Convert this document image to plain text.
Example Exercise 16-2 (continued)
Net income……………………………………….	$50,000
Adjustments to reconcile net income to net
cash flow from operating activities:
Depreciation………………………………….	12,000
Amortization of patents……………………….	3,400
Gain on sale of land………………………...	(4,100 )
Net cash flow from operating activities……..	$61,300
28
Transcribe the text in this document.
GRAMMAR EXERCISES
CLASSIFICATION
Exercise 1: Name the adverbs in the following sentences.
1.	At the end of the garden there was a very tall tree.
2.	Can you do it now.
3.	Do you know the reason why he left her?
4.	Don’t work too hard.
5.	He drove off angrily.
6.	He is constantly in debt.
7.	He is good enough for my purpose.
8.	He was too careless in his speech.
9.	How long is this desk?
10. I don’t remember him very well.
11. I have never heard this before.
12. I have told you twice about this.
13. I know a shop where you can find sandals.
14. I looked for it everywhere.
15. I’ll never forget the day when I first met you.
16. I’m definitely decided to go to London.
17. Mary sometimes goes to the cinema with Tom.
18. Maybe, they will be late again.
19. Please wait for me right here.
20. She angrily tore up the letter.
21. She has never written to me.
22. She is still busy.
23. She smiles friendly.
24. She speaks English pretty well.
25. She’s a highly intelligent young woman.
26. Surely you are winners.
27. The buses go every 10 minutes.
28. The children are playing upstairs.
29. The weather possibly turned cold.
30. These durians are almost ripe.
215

» **Stated problem**
Identify each line holding the string "income", and copy it out.

» **Response to this task**
Net income……………………………………….	$50,000
Adjustments to reconcile net income to net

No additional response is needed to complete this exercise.